[Begin]

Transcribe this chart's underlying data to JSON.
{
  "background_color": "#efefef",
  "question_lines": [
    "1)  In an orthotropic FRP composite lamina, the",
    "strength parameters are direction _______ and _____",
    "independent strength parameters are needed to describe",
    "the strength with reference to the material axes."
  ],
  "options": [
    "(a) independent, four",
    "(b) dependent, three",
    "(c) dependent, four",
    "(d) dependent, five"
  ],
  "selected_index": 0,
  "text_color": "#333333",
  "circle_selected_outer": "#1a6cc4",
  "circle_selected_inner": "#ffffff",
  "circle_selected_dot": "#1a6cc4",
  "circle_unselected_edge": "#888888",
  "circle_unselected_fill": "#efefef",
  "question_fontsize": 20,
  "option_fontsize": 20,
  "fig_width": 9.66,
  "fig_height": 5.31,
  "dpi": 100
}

[End]
[Begin]

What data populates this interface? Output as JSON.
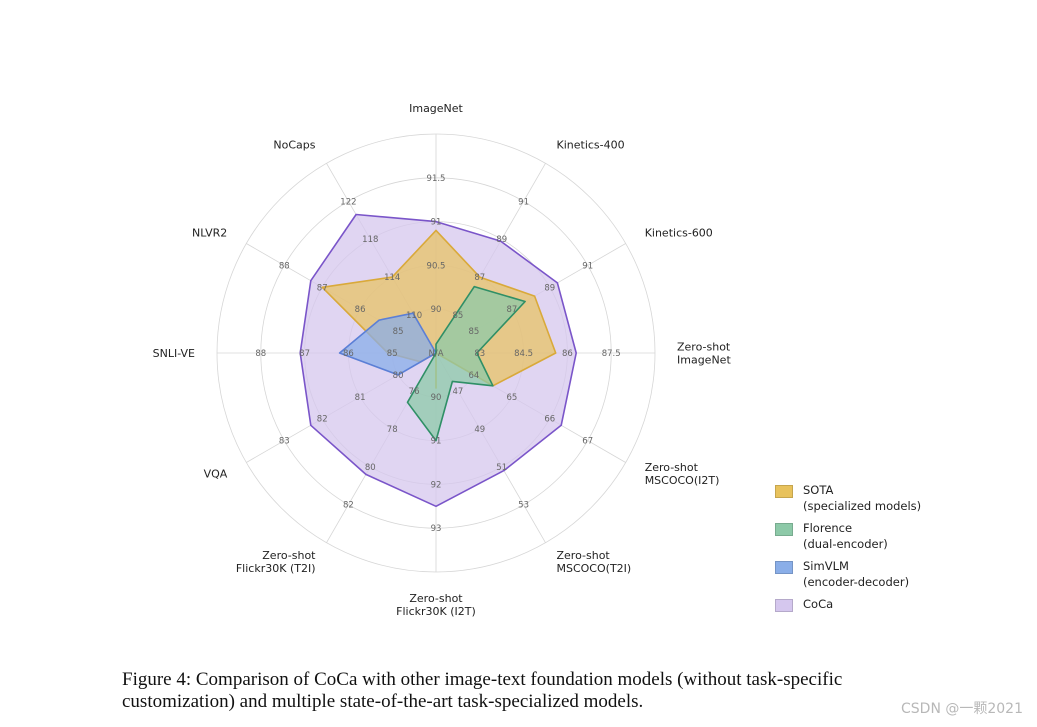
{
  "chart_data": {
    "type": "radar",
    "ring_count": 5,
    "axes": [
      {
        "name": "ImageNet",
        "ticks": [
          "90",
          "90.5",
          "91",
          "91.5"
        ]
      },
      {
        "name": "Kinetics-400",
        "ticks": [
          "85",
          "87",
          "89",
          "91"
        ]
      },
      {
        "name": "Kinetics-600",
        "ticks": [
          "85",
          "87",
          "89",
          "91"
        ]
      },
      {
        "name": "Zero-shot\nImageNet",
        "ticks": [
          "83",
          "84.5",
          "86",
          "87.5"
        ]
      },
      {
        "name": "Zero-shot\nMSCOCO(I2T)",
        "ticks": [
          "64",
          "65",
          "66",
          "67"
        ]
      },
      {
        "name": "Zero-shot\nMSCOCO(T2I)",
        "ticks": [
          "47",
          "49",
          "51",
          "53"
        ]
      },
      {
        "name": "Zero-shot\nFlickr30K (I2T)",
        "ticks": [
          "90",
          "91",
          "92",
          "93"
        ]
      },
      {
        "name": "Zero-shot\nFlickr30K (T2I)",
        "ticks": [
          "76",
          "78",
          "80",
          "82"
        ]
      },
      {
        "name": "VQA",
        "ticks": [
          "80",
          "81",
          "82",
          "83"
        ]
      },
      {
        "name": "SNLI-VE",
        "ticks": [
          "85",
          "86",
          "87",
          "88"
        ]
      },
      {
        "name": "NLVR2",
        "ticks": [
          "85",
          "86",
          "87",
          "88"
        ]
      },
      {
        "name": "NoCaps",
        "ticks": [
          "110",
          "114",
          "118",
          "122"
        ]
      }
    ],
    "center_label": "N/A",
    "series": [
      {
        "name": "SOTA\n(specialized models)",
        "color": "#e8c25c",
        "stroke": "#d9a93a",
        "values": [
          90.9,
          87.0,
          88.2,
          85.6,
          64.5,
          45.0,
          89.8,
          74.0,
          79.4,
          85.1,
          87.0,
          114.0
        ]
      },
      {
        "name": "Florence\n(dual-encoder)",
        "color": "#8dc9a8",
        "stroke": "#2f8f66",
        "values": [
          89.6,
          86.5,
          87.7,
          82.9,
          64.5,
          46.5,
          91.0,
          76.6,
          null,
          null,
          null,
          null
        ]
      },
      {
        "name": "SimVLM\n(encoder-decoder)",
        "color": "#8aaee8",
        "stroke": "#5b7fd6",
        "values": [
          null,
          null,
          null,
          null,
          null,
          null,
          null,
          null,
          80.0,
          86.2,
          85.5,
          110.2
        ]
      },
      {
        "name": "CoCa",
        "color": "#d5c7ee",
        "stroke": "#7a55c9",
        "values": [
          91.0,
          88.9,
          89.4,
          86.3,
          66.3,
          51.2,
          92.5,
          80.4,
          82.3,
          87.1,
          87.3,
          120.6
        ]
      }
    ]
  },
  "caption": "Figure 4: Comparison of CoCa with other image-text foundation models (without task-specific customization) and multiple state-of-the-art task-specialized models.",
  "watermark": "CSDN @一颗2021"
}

[End]

Aim of the exercise — Only a number is wanted: how many lines contain "Zero"?

Finished task — 5